══ Provided information

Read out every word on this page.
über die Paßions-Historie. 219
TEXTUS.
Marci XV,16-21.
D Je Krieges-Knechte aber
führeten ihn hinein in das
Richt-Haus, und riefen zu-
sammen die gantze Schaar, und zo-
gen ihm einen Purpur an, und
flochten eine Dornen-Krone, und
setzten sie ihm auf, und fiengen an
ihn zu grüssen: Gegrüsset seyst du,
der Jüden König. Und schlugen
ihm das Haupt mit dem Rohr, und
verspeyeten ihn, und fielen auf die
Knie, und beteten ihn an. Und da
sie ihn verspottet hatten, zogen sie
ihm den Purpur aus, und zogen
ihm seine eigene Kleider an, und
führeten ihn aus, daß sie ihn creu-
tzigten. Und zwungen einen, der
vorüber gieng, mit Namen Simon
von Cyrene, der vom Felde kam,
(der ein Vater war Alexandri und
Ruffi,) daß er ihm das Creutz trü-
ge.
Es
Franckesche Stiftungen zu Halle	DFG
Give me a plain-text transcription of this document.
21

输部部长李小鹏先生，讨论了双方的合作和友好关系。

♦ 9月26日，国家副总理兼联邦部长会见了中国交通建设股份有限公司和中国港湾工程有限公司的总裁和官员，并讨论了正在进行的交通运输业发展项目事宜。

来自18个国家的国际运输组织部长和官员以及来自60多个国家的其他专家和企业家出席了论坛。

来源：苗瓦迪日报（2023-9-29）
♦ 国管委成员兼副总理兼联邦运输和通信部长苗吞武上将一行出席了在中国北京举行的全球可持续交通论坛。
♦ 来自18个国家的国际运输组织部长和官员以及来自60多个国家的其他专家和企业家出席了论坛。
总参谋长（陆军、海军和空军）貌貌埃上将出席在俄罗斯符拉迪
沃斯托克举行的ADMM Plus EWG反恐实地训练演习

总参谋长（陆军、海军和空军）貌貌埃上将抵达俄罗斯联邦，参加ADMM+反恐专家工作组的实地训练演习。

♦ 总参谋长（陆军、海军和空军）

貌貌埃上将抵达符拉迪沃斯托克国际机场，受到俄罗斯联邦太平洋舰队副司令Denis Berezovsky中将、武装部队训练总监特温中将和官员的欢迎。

════

Return every line from the records above that holds the word "Purpur".

**Response:**
gen ihm einen Purpur an, und
ihm den Purpur aus, und zogen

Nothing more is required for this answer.